-- start of ENTRIES --
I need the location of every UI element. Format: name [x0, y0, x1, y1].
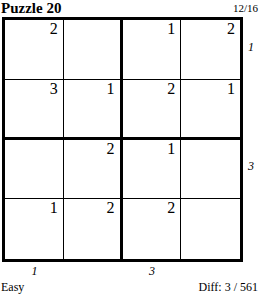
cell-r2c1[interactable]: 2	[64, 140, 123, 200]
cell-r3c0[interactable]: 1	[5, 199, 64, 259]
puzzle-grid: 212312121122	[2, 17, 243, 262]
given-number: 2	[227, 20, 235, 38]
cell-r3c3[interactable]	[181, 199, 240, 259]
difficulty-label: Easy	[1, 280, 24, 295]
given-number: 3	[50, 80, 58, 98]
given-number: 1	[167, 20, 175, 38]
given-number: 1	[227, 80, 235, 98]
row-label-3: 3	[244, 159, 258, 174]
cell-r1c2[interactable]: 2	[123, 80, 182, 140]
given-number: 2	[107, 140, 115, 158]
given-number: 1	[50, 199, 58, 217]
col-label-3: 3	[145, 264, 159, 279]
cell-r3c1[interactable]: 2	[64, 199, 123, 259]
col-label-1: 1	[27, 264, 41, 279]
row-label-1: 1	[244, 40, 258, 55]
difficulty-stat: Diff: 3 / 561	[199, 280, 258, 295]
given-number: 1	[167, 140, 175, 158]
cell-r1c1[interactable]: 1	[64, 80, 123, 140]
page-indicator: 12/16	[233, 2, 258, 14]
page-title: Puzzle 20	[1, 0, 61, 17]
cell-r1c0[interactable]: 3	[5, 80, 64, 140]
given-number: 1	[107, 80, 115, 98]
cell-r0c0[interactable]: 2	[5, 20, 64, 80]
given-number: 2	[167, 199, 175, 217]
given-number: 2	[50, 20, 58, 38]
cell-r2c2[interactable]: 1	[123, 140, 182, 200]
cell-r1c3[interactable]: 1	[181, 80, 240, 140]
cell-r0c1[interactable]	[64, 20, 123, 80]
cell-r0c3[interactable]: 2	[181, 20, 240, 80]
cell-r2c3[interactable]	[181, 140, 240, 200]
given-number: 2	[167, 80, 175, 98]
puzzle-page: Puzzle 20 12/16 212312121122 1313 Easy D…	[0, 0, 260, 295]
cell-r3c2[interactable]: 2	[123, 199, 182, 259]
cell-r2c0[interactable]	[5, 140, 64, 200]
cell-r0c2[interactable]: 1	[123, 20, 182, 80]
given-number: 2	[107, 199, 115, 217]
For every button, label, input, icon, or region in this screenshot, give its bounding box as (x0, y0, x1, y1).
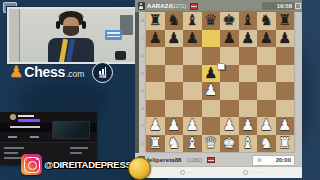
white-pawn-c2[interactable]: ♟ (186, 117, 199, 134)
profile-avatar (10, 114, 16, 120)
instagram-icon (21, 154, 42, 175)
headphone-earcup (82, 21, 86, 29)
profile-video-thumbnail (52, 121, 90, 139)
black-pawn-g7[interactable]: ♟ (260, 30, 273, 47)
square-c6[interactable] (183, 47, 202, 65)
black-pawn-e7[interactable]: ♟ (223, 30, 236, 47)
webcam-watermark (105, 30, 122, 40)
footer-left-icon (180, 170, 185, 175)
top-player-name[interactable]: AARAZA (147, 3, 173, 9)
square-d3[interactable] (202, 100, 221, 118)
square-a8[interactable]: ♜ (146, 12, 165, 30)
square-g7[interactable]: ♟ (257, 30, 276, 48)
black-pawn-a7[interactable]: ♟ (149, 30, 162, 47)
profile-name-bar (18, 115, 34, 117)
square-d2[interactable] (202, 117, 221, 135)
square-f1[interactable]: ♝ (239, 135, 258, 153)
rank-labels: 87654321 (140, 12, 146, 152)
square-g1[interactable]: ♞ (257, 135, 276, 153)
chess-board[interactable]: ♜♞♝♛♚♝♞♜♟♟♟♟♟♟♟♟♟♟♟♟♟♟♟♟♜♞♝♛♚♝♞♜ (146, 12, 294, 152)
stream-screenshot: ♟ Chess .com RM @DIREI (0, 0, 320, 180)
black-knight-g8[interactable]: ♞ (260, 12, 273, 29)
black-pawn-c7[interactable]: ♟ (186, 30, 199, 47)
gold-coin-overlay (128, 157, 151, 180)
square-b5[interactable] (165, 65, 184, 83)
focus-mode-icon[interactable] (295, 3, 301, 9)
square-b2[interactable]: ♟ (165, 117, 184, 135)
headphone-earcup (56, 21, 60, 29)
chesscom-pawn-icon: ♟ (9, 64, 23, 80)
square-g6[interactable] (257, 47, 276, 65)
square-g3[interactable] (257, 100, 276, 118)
-- end of ENTRIES --
Recast each line of the material above as a numbered list, skipping any blank lines. Leave the pictures out.

1. I need the location of every UI element. Format: name [x0, y0, x1, y1].
2. cell-r2c1[interactable]: 2	[64, 140, 123, 200]
3. cell-r3c0[interactable]: 1	[5, 199, 64, 259]
4. puzzle-grid: 212312121122	[2, 17, 243, 262]
5. given-number: 2	[227, 20, 235, 38]
6. cell-r3c3[interactable]	[181, 199, 240, 259]
7. difficulty-label: Easy	[1, 280, 24, 295]
8. given-number: 3	[50, 80, 58, 98]
9. given-number: 1	[167, 20, 175, 38]
10. given-number: 1	[227, 80, 235, 98]
11. row-label-3: 3	[244, 159, 258, 174]
12. cell-r1c2[interactable]: 2	[123, 80, 182, 140]
13. given-number: 2	[107, 140, 115, 158]
14. given-number: 1	[50, 199, 58, 217]
15. col-label-3: 3	[145, 264, 159, 279]
16. cell-r3c1[interactable]: 2	[64, 199, 123, 259]
17. col-label-1: 1	[27, 264, 41, 279]
18. row-label-1: 1	[244, 40, 258, 55]
19. difficulty-stat: Diff: 3 / 561	[199, 280, 258, 295]
20. given-number: 1	[167, 140, 175, 158]
21. cell-r1c1[interactable]: 1	[64, 80, 123, 140]
22. page-indicator: 12/16	[233, 2, 258, 14]
23. page-title: Puzzle 20	[1, 0, 61, 17]
24. cell-r1c0[interactable]: 3	[5, 80, 64, 140]
25. given-number: 1	[107, 80, 115, 98]
26. cell-r0c0[interactable]: 2	[5, 20, 64, 80]
27. given-number: 2	[167, 199, 175, 217]
28. given-number: 2	[50, 20, 58, 38]
29. cell-r2c2[interactable]: 1	[123, 140, 182, 200]
30. cell-r1c3[interactable]: 1	[181, 80, 240, 140]
31. cell-r0c1[interactable]	[64, 20, 123, 80]
32. cell-r0c3[interactable]: 2	[181, 20, 240, 80]
33. cell-r2c3[interactable]	[181, 140, 240, 200]
34. given-number: 2	[167, 80, 175, 98]
35. puzzle-page: Puzzle 20 12/16 212312121122 1313 Easy D…	[0, 0, 260, 295]
36. cell-r3c2[interactable]: 2	[123, 199, 182, 259]
37. cell-r2c0[interactable]	[5, 140, 64, 200]
38. cell-r0c2[interactable]: 1	[123, 20, 182, 80]
39. given-number: 2	[107, 199, 115, 217]
40. For every button, label, input, icon, or region in this screenshot, give its bounding box as (x0, y0, x1, y1).
41. white-pawn-c2[interactable]: ♟ (186, 117, 199, 134)
42. profile-avatar (10, 114, 16, 120)
43. instagram-icon (21, 154, 42, 175)
44. headphone-earcup (82, 21, 86, 29)
45. profile-video-thumbnail (52, 121, 90, 139)
46. black-pawn-g7[interactable]: ♟ (260, 30, 273, 47)
47. square-c6[interactable] (183, 47, 202, 65)
48. black-pawn-e7[interactable]: ♟ (223, 30, 236, 47)
49. webcam-watermark (105, 30, 122, 40)
50. footer-left-icon (180, 170, 185, 175)
51. top-player-name[interactable]: AARAZA (147, 3, 173, 9)
52. square-d3[interactable] (202, 100, 221, 118)
53. square-a8[interactable]: ♜ (146, 12, 165, 30)
54. square-g7[interactable]: ♟ (257, 30, 276, 48)
55. black-pawn-a7[interactable]: ♟ (149, 30, 162, 47)
56. profile-name-bar (18, 115, 34, 117)
57. square-d2[interactable] (202, 117, 221, 135)
58. square-f1[interactable]: ♝ (239, 135, 258, 153)
59. rank-labels: 87654321 (140, 12, 146, 152)
60. square-g1[interactable]: ♞ (257, 135, 276, 153)
61. chess-board[interactable]: ♜♞♝♛♚♝♞♜♟♟♟♟♟♟♟♟♟♟♟♟♟♟♟♟♜♞♝♛♚♝♞♜ (146, 12, 294, 152)
62. stream-screenshot: ♟ Chess .com RM @DIREI (0, 0, 320, 180)
63. black-knight-g8[interactable]: ♞ (260, 12, 273, 29)
64. black-pawn-c7[interactable]: ♟ (186, 30, 199, 47)
65. gold-coin-overlay (128, 157, 151, 180)
66. square-b5[interactable] (165, 65, 184, 83)
67. focus-mode-icon[interactable] (295, 3, 301, 9)
68. square-b2[interactable]: ♟ (165, 117, 184, 135)
69. headphone-earcup (56, 21, 60, 29)
70. chesscom-pawn-icon: ♟ (9, 64, 23, 80)
71. square-g6[interactable] (257, 47, 276, 65)
72. square-g3[interactable] (257, 100, 276, 118)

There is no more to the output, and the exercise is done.